WHAT IS BEING ASKED:
Set down each line of the data below exactly as it stands, dropping the pictures.
*****
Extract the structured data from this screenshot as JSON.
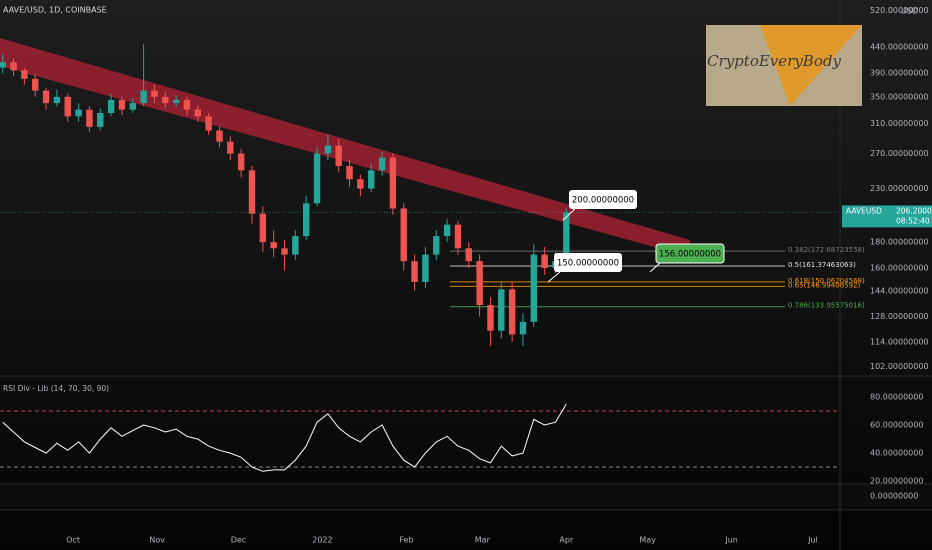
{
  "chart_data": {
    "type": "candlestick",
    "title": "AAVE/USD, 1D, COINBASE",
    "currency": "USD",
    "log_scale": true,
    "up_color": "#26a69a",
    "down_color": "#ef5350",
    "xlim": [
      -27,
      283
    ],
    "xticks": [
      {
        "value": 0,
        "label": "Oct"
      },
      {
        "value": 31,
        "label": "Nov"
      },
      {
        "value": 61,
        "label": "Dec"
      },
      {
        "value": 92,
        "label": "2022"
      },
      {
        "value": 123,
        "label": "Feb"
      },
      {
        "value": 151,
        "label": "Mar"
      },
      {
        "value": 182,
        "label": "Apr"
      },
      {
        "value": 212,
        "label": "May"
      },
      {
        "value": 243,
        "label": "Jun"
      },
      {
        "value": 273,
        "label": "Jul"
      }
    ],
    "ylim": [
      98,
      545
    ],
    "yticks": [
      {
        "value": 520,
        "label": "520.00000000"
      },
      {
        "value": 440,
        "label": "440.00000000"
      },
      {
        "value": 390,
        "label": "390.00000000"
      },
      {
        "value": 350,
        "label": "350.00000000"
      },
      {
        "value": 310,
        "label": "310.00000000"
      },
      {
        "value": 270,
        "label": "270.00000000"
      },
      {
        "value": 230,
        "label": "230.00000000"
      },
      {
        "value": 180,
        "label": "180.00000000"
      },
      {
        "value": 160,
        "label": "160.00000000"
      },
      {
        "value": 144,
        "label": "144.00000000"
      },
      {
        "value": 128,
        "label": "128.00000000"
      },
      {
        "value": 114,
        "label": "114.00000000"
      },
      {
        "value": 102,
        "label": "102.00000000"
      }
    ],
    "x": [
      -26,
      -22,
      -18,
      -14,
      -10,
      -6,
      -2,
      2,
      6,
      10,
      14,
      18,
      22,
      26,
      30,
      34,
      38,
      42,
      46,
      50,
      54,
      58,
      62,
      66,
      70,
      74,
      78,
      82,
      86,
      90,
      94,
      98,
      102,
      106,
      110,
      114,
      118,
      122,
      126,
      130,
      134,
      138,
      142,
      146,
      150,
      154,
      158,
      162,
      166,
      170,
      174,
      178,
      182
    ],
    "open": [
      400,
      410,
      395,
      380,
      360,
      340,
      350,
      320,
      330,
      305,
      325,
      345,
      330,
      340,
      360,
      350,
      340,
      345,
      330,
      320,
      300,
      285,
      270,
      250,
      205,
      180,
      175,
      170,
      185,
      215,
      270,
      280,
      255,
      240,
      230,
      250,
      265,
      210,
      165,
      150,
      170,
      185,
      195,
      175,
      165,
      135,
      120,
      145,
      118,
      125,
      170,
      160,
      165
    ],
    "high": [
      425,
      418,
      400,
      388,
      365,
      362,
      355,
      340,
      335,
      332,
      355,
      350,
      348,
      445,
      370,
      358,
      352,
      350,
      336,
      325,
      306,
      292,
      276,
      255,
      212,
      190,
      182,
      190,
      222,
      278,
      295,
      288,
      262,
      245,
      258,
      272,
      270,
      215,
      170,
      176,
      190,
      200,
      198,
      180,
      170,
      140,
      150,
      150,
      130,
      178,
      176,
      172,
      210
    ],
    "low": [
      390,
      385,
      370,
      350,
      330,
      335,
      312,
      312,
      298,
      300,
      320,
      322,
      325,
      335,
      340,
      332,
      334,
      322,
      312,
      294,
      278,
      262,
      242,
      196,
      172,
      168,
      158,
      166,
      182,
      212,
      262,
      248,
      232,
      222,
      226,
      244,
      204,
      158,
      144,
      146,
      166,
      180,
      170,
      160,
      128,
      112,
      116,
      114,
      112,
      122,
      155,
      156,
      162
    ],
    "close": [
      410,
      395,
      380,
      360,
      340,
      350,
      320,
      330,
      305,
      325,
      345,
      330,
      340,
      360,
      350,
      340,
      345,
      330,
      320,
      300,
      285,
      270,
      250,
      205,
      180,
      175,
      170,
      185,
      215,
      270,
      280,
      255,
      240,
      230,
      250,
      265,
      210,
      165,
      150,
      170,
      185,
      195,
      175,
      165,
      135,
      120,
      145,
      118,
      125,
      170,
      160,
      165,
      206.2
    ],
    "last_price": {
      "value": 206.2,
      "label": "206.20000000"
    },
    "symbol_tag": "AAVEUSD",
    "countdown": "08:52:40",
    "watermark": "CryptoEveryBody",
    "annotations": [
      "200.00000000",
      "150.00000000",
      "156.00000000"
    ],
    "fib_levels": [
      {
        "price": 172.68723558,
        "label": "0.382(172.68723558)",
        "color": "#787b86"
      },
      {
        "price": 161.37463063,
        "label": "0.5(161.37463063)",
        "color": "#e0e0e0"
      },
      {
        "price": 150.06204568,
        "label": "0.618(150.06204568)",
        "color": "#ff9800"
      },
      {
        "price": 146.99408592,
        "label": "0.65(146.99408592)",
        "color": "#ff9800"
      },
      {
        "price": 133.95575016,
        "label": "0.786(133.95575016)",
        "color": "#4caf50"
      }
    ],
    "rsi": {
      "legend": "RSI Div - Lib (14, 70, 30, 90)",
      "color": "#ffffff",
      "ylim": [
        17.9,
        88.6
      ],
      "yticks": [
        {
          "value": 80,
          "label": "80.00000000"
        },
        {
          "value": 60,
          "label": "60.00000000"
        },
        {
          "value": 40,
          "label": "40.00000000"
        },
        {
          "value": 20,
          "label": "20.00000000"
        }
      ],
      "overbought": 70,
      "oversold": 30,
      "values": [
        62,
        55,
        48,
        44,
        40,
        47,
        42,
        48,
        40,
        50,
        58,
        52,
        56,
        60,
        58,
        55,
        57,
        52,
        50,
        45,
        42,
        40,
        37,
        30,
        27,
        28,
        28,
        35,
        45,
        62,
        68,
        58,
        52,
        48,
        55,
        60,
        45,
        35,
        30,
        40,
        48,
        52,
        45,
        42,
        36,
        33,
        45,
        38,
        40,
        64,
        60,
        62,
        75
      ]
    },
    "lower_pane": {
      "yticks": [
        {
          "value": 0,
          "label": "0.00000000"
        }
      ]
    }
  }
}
*****
RESULT OF THIS EXERCISE:
Extract the structured data from this screenshot as JSON.
{
  "chart_data": {
    "type": "candlestick",
    "title": "AAVE/USD, 1D, COINBASE",
    "currency": "USD",
    "log_scale": true,
    "up_color": "#26a69a",
    "down_color": "#ef5350",
    "xlim": [
      -27,
      283
    ],
    "xticks": [
      {
        "value": 0,
        "label": "Oct"
      },
      {
        "value": 31,
        "label": "Nov"
      },
      {
        "value": 61,
        "label": "Dec"
      },
      {
        "value": 92,
        "label": "2022"
      },
      {
        "value": 123,
        "label": "Feb"
      },
      {
        "value": 151,
        "label": "Mar"
      },
      {
        "value": 182,
        "label": "Apr"
      },
      {
        "value": 212,
        "label": "May"
      },
      {
        "value": 243,
        "label": "Jun"
      },
      {
        "value": 273,
        "label": "Jul"
      }
    ],
    "ylim": [
      98,
      545
    ],
    "yticks": [
      {
        "value": 520,
        "label": "520.00000000"
      },
      {
        "value": 440,
        "label": "440.00000000"
      },
      {
        "value": 390,
        "label": "390.00000000"
      },
      {
        "value": 350,
        "label": "350.00000000"
      },
      {
        "value": 310,
        "label": "310.00000000"
      },
      {
        "value": 270,
        "label": "270.00000000"
      },
      {
        "value": 230,
        "label": "230.00000000"
      },
      {
        "value": 180,
        "label": "180.00000000"
      },
      {
        "value": 160,
        "label": "160.00000000"
      },
      {
        "value": 144,
        "label": "144.00000000"
      },
      {
        "value": 128,
        "label": "128.00000000"
      },
      {
        "value": 114,
        "label": "114.00000000"
      },
      {
        "value": 102,
        "label": "102.00000000"
      }
    ],
    "x": [
      -26,
      -22,
      -18,
      -14,
      -10,
      -6,
      -2,
      2,
      6,
      10,
      14,
      18,
      22,
      26,
      30,
      34,
      38,
      42,
      46,
      50,
      54,
      58,
      62,
      66,
      70,
      74,
      78,
      82,
      86,
      90,
      94,
      98,
      102,
      106,
      110,
      114,
      118,
      122,
      126,
      130,
      134,
      138,
      142,
      146,
      150,
      154,
      158,
      162,
      166,
      170,
      174,
      178,
      182
    ],
    "open": [
      400,
      410,
      395,
      380,
      360,
      340,
      350,
      320,
      330,
      305,
      325,
      345,
      330,
      340,
      360,
      350,
      340,
      345,
      330,
      320,
      300,
      285,
      270,
      250,
      205,
      180,
      175,
      170,
      185,
      215,
      270,
      280,
      255,
      240,
      230,
      250,
      265,
      210,
      165,
      150,
      170,
      185,
      195,
      175,
      165,
      135,
      120,
      145,
      118,
      125,
      170,
      160,
      165
    ],
    "high": [
      425,
      418,
      400,
      388,
      365,
      362,
      355,
      340,
      335,
      332,
      355,
      350,
      348,
      445,
      370,
      358,
      352,
      350,
      336,
      325,
      306,
      292,
      276,
      255,
      212,
      190,
      182,
      190,
      222,
      278,
      295,
      288,
      262,
      245,
      258,
      272,
      270,
      215,
      170,
      176,
      190,
      200,
      198,
      180,
      170,
      140,
      150,
      150,
      130,
      178,
      176,
      172,
      210
    ],
    "low": [
      390,
      385,
      370,
      350,
      330,
      335,
      312,
      312,
      298,
      300,
      320,
      322,
      325,
      335,
      340,
      332,
      334,
      322,
      312,
      294,
      278,
      262,
      242,
      196,
      172,
      168,
      158,
      166,
      182,
      212,
      262,
      248,
      232,
      222,
      226,
      244,
      204,
      158,
      144,
      146,
      166,
      180,
      170,
      160,
      128,
      112,
      116,
      114,
      112,
      122,
      155,
      156,
      162
    ],
    "close": [
      410,
      395,
      380,
      360,
      340,
      350,
      320,
      330,
      305,
      325,
      345,
      330,
      340,
      360,
      350,
      340,
      345,
      330,
      320,
      300,
      285,
      270,
      250,
      205,
      180,
      175,
      170,
      185,
      215,
      270,
      280,
      255,
      240,
      230,
      250,
      265,
      210,
      165,
      150,
      170,
      185,
      195,
      175,
      165,
      135,
      120,
      145,
      118,
      125,
      170,
      160,
      165,
      206.2
    ],
    "last_price": {
      "value": 206.2,
      "label": "206.20000000"
    },
    "symbol_tag": "AAVEUSD",
    "countdown": "08:52:40",
    "watermark": "CryptoEveryBody",
    "annotations": [
      "200.00000000",
      "150.00000000",
      "156.00000000"
    ],
    "fib_levels": [
      {
        "price": 172.68723558,
        "label": "0.382(172.68723558)",
        "color": "#787b86"
      },
      {
        "price": 161.37463063,
        "label": "0.5(161.37463063)",
        "color": "#e0e0e0"
      },
      {
        "price": 150.06204568,
        "label": "0.618(150.06204568)",
        "color": "#ff9800"
      },
      {
        "price": 146.99408592,
        "label": "0.65(146.99408592)",
        "color": "#ff9800"
      },
      {
        "price": 133.95575016,
        "label": "0.786(133.95575016)",
        "color": "#4caf50"
      }
    ],
    "rsi": {
      "legend": "RSI Div - Lib (14, 70, 30, 90)",
      "color": "#ffffff",
      "ylim": [
        17.9,
        88.6
      ],
      "yticks": [
        {
          "value": 80,
          "label": "80.00000000"
        },
        {
          "value": 60,
          "label": "60.00000000"
        },
        {
          "value": 40,
          "label": "40.00000000"
        },
        {
          "value": 20,
          "label": "20.00000000"
        }
      ],
      "overbought": 70,
      "oversold": 30,
      "values": [
        62,
        55,
        48,
        44,
        40,
        47,
        42,
        48,
        40,
        50,
        58,
        52,
        56,
        60,
        58,
        55,
        57,
        52,
        50,
        45,
        42,
        40,
        37,
        30,
        27,
        28,
        28,
        35,
        45,
        62,
        68,
        58,
        52,
        48,
        55,
        60,
        45,
        35,
        30,
        40,
        48,
        52,
        45,
        42,
        36,
        33,
        45,
        38,
        40,
        64,
        60,
        62,
        75
      ]
    },
    "lower_pane": {
      "yticks": [
        {
          "value": 0,
          "label": "0.00000000"
        }
      ]
    }
  }
}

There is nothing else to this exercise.